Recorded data
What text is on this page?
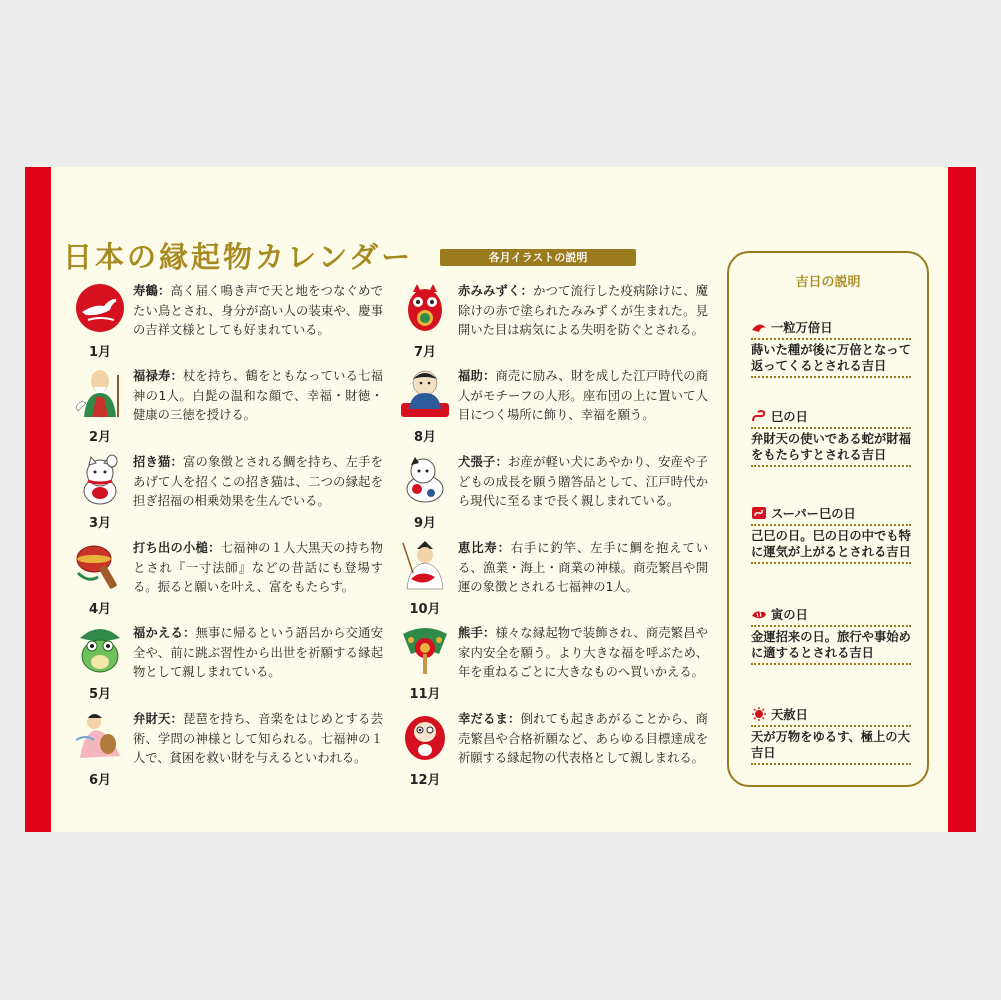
日本の縁起物カレンダー	各月イラストの説明
1月
寿鶴：高く届く鳴き声で天と地をつなぐめでたい鳥とされ、身分が高い人の装束や、慶事の吉祥文様としても好まれている。
2月
福禄寿：杖を持ち、鶴をともなっている七福神の1人。白髭の温和な顔で、幸福・財徳・健康の三徳を授ける。
3月
招き猫：富の象徴とされる鯛を持ち、左手をあげて人を招くこの招き猫は、二つの縁起を担ぎ招福の相乗効果を生んでいる。
4月
打ち出の小槌：七福神の１人大黒天の持ち物とされ『一寸法師』などの昔話にも登場する。振ると願いを叶え、富をもたらす。
5月
福かえる：無事に帰るという語呂から交通安全や、前に跳ぶ習性から出世を祈願する縁起物として親しまれている。
6月
弁財天：琵琶を持ち、音楽をはじめとする芸術、学問の神様として知られる。七福神の１人で、貧困を救い財を与えるといわれる。
7月
赤みみずく：かつて流行した疫病除けに、魔除けの赤で塗られたみみずくが生まれた。見開いた目は病気による失明を防ぐとされる。
8月
福助：商売に励み、財を成した江戸時代の商人がモチーフの人形。座布団の上に置いて人目につく場所に飾り、幸福を願う。
9月
犬張子：お産が軽い犬にあやかり、安産や子どもの成長を願う贈答品として、江戸時代から現代に至るまで長く親しまれている。
10月
恵比寿：右手に釣竿、左手に鯛を抱えている、漁業・海上・商業の神様。商売繁昌や開運の象徴とされる七福神の1人。
11月
熊手：様々な縁起物で装飾され、商売繁昌や家内安全を願う。より大きな福を呼ぶため、年を重ねるごとに大きなものへ買いかえる。
12月
幸だるま：倒れても起きあがることから、商売繁昌や合格祈願など、あらゆる目標達成を祈願する縁起物の代表格として親しまれる。
吉日の説明
一粒万倍日
蒔いた種が後に万倍となって返ってくるとされる吉日
巳の日
弁財天の使いである蛇が財福をもたらすとされる吉日
スーパー巳の日
己巳の日。巳の日の中でも特に運気が上がるとされる吉日
寅の日
金運招来の日。旅行や事始めに適するとされる吉日
天赦日
天が万物をゆるす、極上の大吉日
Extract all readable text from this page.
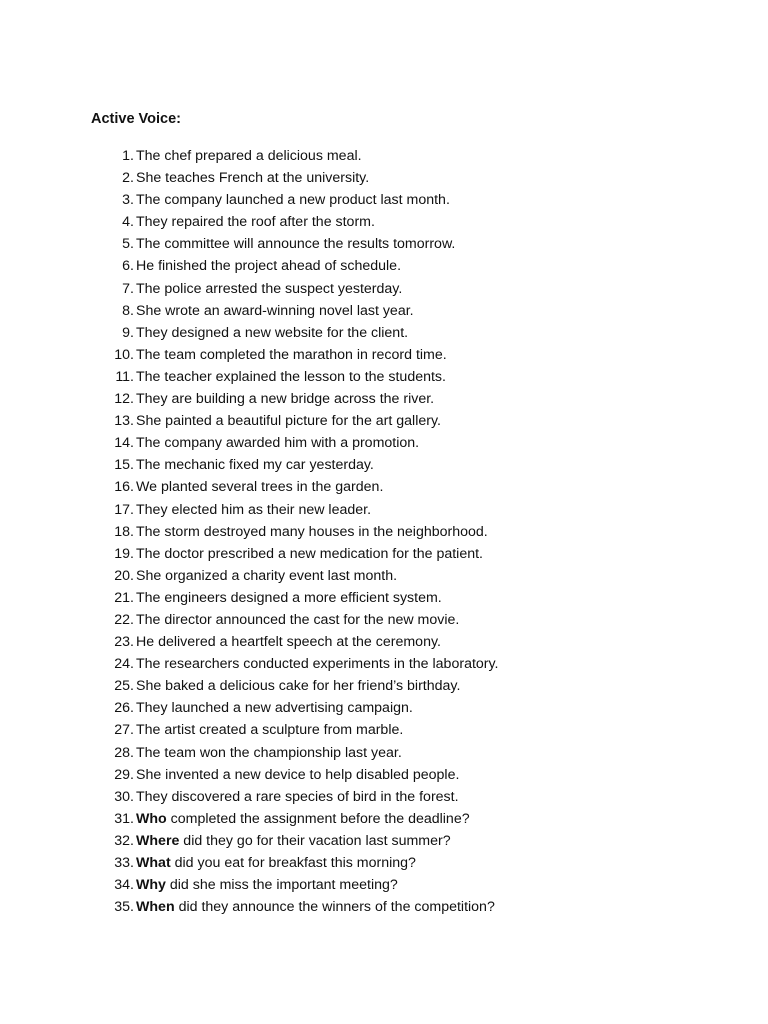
Active Voice:
1. The chef prepared a delicious meal.
2. She teaches French at the university.
3. The company launched a new product last month.
4. They repaired the roof after the storm.
5. The committee will announce the results tomorrow.
6. He finished the project ahead of schedule.
7. The police arrested the suspect yesterday.
8. She wrote an award-winning novel last year.
9. They designed a new website for the client.
10. The team completed the marathon in record time.
11. The teacher explained the lesson to the students.
12. They are building a new bridge across the river.
13. She painted a beautiful picture for the art gallery.
14. The company awarded him with a promotion.
15. The mechanic fixed my car yesterday.
16. We planted several trees in the garden.
17. They elected him as their new leader.
18. The storm destroyed many houses in the neighborhood.
19. The doctor prescribed a new medication for the patient.
20. She organized a charity event last month.
21. The engineers designed a more efficient system.
22. The director announced the cast for the new movie.
23. He delivered a heartfelt speech at the ceremony.
24. The researchers conducted experiments in the laboratory.
25. She baked a delicious cake for her friend’s birthday.
26. They launched a new advertising campaign.
27. The artist created a sculpture from marble.
28. The team won the championship last year.
29. She invented a new device to help disabled people.
30. They discovered a rare species of bird in the forest.
31. Who completed the assignment before the deadline?
32. Where did they go for their vacation last summer?
33. What did you eat for breakfast this morning?
34. Why did she miss the important meeting?
35. When did they announce the winners of the competition?
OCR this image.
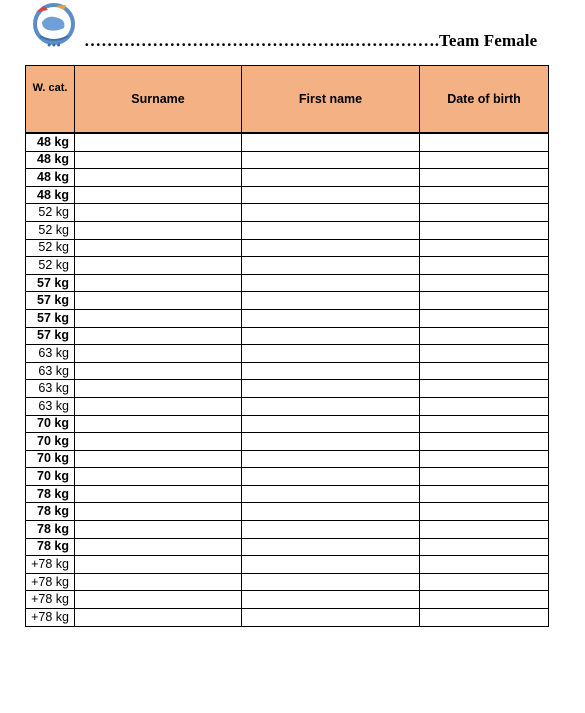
● ● ● ………………………………………..…………….Team Female
W. cat.	Surname	First name	Date of birth
48 kg			
48 kg			
48 kg			
48 kg			
52 kg			
52 kg			
52 kg			
52 kg			
57 kg			
57 kg			
57 kg			
57 kg			
63 kg			
63 kg			
63 kg			
63 kg			
70 kg			
70 kg			
70 kg			
70 kg			
78 kg			
78 kg			
78 kg			
78 kg			
+78 kg			
+78 kg			
+78 kg			
+78 kg			
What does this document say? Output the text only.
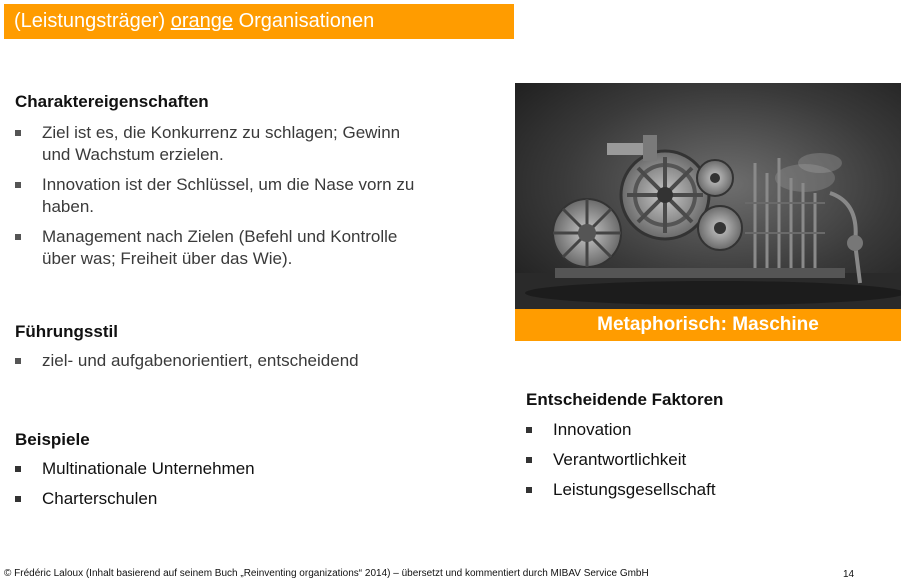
(Leistungsträger) orange Organisationen
Charaktereigenschaften
Ziel ist es, die Konkurrenz zu schlagen; Gewinn und Wachstum erzielen.
Innovation ist der Schlüssel, um die Nase vorn zu haben.
Management nach Zielen (Befehl und Kontrolle über was; Freiheit über das Wie).
Führungsstil
ziel- und aufgabenorientiert, entscheidend
Beispiele
Multinationale Unternehmen
Charterschulen
Metaphorisch: Maschine
Entscheidende Faktoren
Innovation
Verantwortlichkeit
Leistungsgesellschaft
© Frédéric Laloux (Inhalt basierend auf seinem Buch „Reinventing organizations“ 2014) – übersetzt und kommentiert durch MIBAV Service GmbH	14
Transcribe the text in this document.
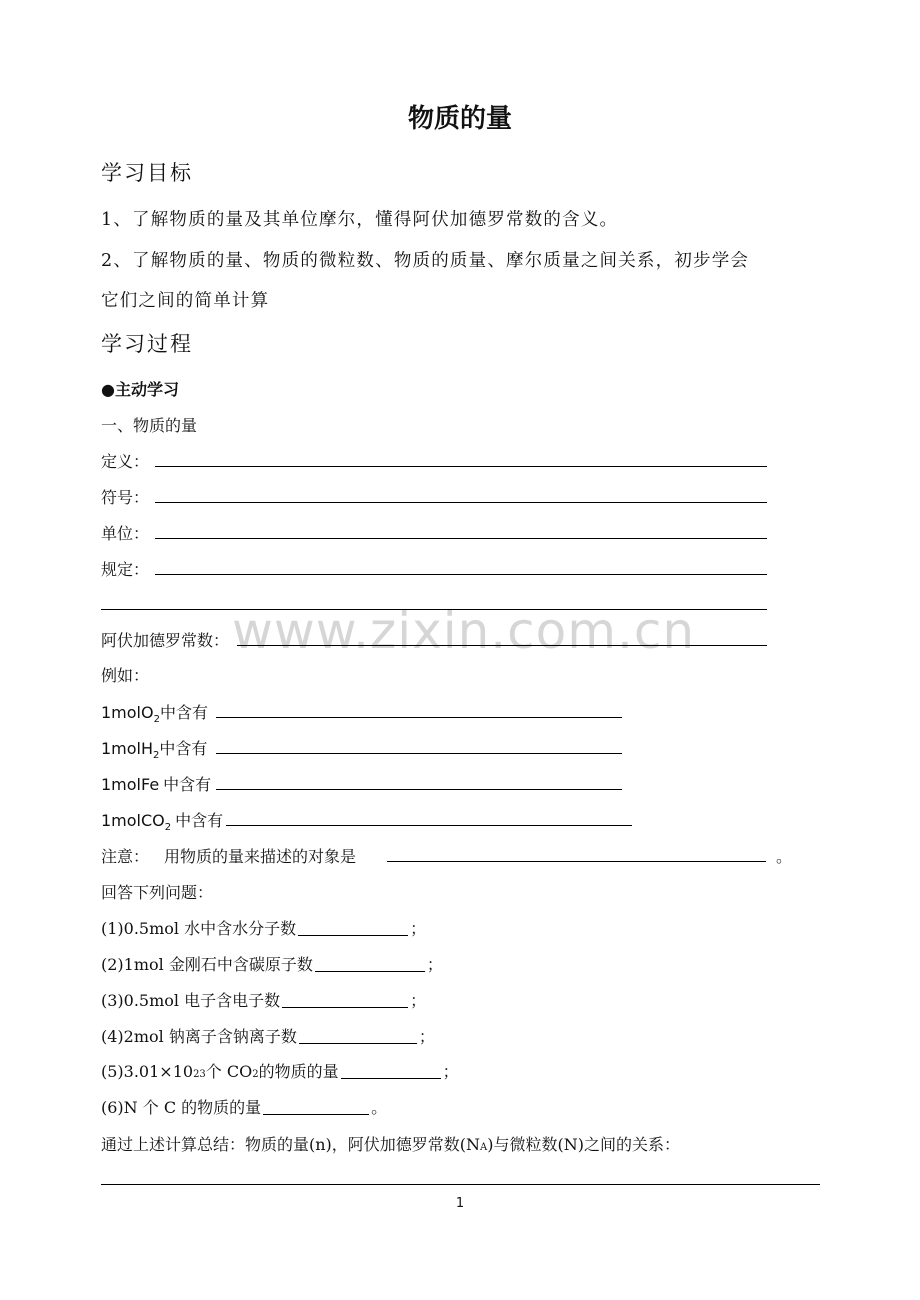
物质的量
学习目标
1、了解物质的量及其单位摩尔，懂得阿伏加德罗常数的含义。
2、了解物质的量、物质的微粒数、物质的质量、摩尔质量之间关系，初步学会
它们之间的简单计算
学习过程
●主动学习
一、物质的量
定义：
符号：
单位：
规定：
www.zixin.com.cn
阿伏加德罗常数：
例如：
1molO$_2$ 中含有
1molH$_2$ 中含有
1molFe 中含有
1molCO$_2$ 中含有
注意： 用物质的量来描述的对象是	。
回答下列问题：
(1)0.5mol 水中含水分子数	；
(2)1mol 金刚石中含碳原子数	；
(3)0.5mol 电子含电子数	；
(4)2mol 钠离子含钠离子数	；
(5)3.01×10 23 个 $CO_2$ 的物质的量	；
(6)N 个 C 的物质的量	。
通过上述计算总结：物质的量(n)，阿伏加德罗常数($N_A$ )与微粒数(N)之间的关系：
1
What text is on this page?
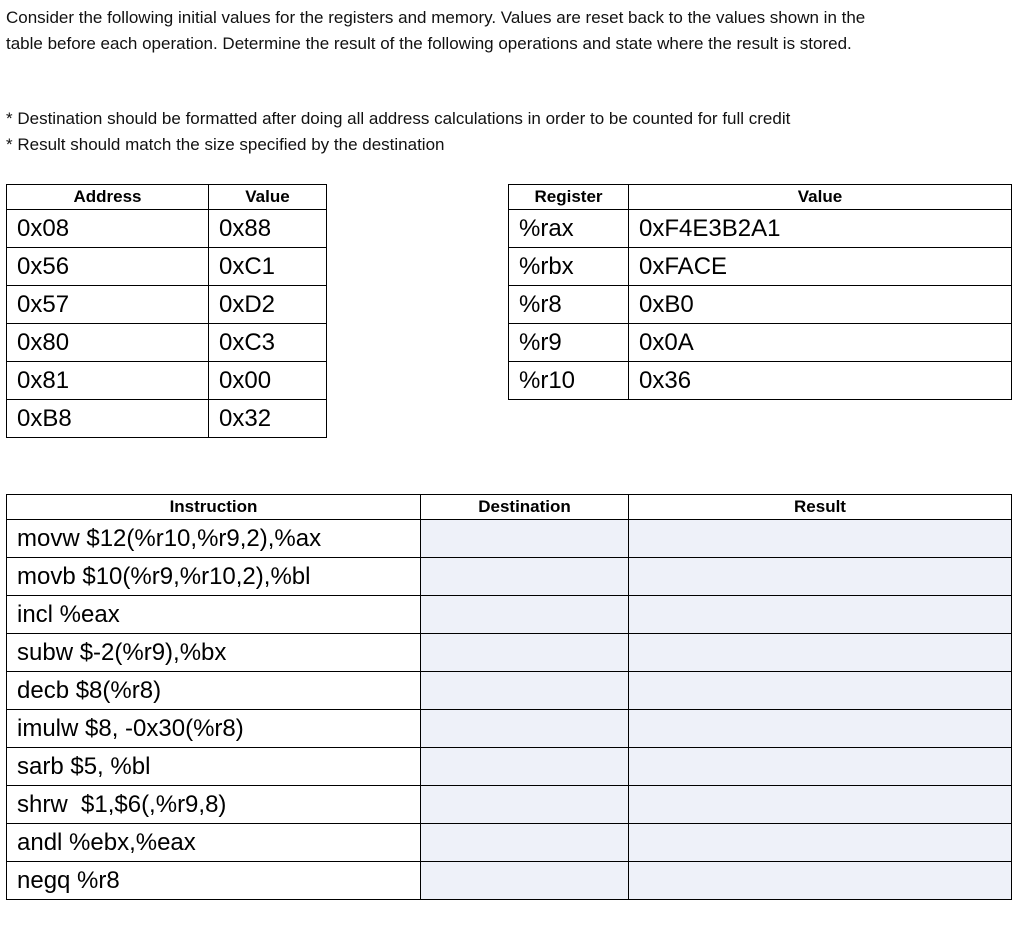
Consider the following initial values for the registers and memory. Values are reset back to the values shown in the table before each operation. Determine the result of the following operations and state where the result is stored.
* Destination should be formatted after doing all address calculations in order to be counted for full credit
* Result should match the size specified by the destination
Address	Value
0x08	0x88
0x56	0xC1
0x57	0xD2
0x80	0xC3
0x81	0x00
0xB8	0x32
Register	Value
%rax	0xF4E3B2A1
%rbx	0xFACE
%r8	0xB0
%r9	0x0A
%r10	0x36
Instruction	Destination	Result
movw $12(%r10,%r9,2),%ax		
movb $10(%r9,%r10,2),%bl		
incl %eax		
subw $-2(%r9),%bx		
decb $8(%r8)		
imulw $8, -0x30(%r8)		
sarb $5, %bl		
shrw  $1,$6(,%r9,8)		
andl %ebx,%eax		
negq %r8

• _To be done_: Look through the entries and return every line where "after" appears.

• _The output_:
4. They repaired the roof after the storm.
* Destination should be formatted after doing all address calculations in order to be counted for full credit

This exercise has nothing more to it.